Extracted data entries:
-- Start --
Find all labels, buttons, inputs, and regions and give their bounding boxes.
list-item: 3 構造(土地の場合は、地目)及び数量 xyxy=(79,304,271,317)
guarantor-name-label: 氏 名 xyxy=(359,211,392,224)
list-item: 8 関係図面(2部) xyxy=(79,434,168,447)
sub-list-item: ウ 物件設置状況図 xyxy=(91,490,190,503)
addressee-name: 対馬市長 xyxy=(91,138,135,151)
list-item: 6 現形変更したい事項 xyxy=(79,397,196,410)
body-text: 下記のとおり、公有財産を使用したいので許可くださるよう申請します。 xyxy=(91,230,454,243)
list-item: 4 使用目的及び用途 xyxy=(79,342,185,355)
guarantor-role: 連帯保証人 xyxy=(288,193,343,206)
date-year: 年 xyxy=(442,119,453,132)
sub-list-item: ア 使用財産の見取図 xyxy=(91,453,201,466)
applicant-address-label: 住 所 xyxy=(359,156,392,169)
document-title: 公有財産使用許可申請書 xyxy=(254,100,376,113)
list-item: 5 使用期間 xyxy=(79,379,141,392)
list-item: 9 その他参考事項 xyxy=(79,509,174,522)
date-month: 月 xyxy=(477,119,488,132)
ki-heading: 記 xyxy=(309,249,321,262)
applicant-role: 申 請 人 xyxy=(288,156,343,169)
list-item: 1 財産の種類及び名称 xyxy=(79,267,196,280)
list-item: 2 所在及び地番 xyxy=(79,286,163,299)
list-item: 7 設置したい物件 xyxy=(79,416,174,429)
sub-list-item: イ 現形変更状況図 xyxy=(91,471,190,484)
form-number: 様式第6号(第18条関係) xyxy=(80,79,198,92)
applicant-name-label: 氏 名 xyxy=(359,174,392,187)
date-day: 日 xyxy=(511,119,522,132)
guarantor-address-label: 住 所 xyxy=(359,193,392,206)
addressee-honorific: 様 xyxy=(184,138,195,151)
-- End --
-- Start --
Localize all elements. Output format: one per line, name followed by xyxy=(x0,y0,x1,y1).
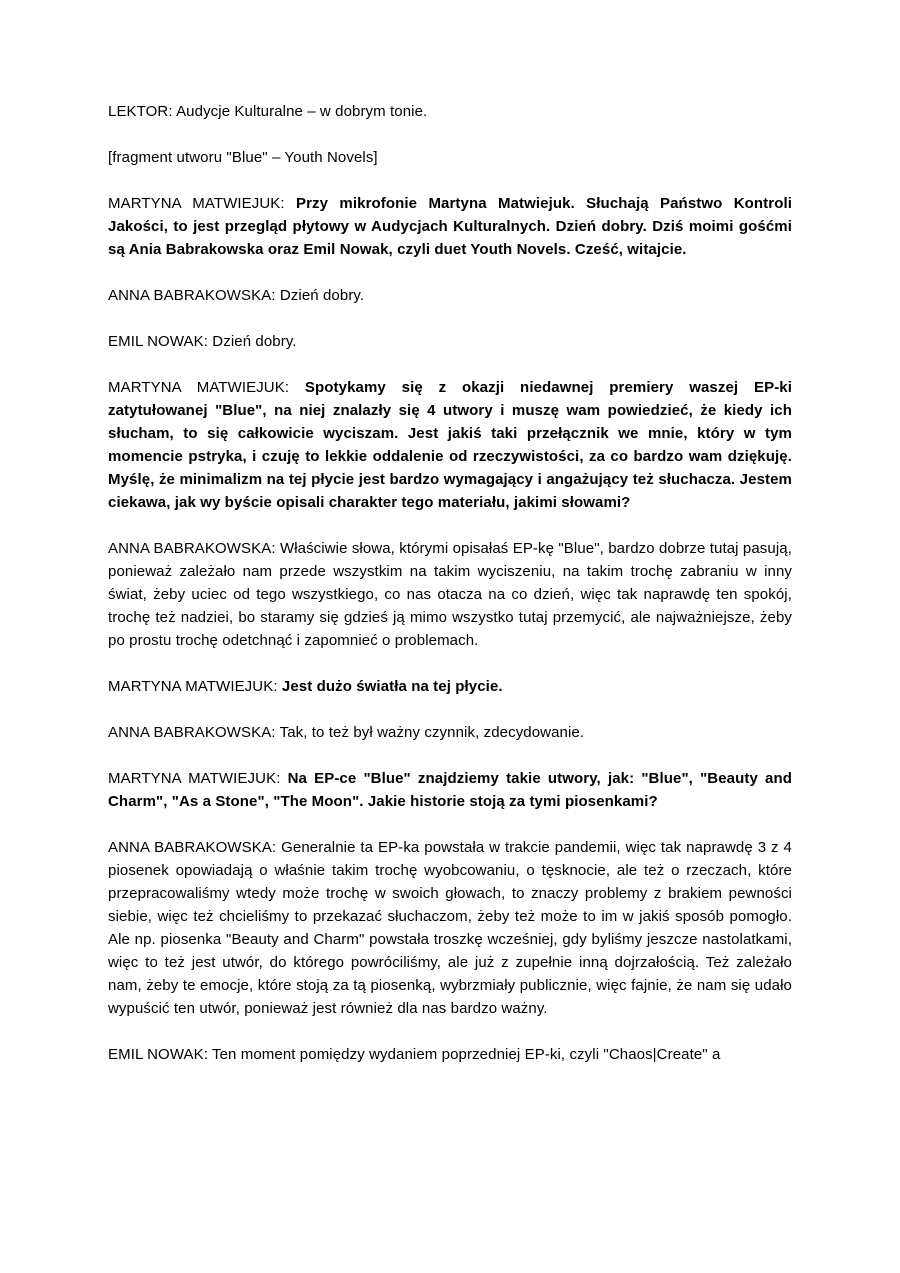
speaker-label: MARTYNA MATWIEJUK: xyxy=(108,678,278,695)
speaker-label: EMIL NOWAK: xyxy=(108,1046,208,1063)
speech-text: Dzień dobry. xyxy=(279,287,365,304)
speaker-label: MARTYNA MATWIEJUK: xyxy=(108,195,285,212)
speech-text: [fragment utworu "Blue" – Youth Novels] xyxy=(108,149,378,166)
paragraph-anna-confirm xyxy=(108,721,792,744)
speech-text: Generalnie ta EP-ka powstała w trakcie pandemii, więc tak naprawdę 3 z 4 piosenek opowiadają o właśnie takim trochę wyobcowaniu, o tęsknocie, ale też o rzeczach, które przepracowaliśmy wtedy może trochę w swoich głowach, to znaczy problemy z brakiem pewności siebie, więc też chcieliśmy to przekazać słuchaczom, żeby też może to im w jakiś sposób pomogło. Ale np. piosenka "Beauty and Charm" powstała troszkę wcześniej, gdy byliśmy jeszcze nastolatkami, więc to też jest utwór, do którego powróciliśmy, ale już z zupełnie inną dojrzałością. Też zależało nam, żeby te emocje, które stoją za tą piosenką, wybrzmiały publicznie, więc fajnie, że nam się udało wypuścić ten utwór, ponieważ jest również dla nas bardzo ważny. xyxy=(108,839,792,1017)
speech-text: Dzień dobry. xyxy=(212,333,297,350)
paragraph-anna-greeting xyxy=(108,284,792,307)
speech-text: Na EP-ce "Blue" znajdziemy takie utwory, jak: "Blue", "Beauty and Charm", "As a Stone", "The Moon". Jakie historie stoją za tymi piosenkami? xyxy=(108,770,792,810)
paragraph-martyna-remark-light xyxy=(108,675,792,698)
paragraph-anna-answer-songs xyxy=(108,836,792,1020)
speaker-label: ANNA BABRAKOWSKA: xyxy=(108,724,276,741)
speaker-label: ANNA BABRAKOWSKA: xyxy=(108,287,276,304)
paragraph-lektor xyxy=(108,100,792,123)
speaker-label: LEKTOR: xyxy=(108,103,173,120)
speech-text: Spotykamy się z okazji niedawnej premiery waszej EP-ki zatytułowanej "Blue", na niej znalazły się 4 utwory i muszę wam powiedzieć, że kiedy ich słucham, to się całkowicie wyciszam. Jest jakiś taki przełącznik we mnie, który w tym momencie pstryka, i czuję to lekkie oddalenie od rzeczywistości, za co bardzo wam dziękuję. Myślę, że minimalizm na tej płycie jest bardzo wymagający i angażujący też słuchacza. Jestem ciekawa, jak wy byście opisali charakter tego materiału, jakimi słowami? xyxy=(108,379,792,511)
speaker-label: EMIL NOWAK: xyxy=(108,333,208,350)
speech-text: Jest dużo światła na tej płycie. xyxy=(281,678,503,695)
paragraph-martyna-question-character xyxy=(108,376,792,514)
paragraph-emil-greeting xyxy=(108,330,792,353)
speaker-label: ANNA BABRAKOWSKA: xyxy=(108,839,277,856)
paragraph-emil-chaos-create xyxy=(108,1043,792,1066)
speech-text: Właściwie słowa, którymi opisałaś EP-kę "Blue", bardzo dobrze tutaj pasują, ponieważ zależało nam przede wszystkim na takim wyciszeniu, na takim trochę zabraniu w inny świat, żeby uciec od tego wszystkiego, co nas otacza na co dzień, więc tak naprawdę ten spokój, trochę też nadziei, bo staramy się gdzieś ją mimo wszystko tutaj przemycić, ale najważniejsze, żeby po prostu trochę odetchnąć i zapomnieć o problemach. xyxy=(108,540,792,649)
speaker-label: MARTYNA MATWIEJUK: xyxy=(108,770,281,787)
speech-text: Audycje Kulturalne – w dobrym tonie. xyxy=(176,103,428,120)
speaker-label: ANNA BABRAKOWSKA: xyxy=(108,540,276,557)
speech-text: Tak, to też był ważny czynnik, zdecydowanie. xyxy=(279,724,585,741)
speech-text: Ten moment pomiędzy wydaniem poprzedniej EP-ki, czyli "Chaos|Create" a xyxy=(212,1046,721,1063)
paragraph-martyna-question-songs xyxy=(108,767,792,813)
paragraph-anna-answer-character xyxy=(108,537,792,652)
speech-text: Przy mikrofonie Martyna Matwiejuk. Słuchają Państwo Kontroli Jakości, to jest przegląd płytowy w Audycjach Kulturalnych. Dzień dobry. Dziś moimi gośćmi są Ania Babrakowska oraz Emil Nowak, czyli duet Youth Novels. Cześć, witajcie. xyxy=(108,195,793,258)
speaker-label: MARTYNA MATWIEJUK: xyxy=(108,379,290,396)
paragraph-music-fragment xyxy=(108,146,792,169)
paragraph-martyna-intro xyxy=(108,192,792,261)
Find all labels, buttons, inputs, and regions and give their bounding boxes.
-- End --
**INSTRUCTIONS FOR THE TASK:**
Copy these lines verbatim, starting at the line that contains "speaker-label: MARTYNA MATWIEJUK: xyxy=(108,678,278,695)" and stopping after the line that contains "paragraph-anna-confirm xyxy=(108,721,792,744)".

**FULL OUTPUT:**
speaker-label: MARTYNA MATWIEJUK: xyxy=(108,678,278,695)
speaker-label: EMIL NOWAK: xyxy=(108,1046,208,1063)
speech-text: Dzień dobry. xyxy=(279,287,365,304)
speaker-label: MARTYNA MATWIEJUK: xyxy=(108,195,285,212)
speech-text: [fragment utworu "Blue" – Youth Novels] xyxy=(108,149,378,166)
paragraph-anna-confirm xyxy=(108,721,792,744)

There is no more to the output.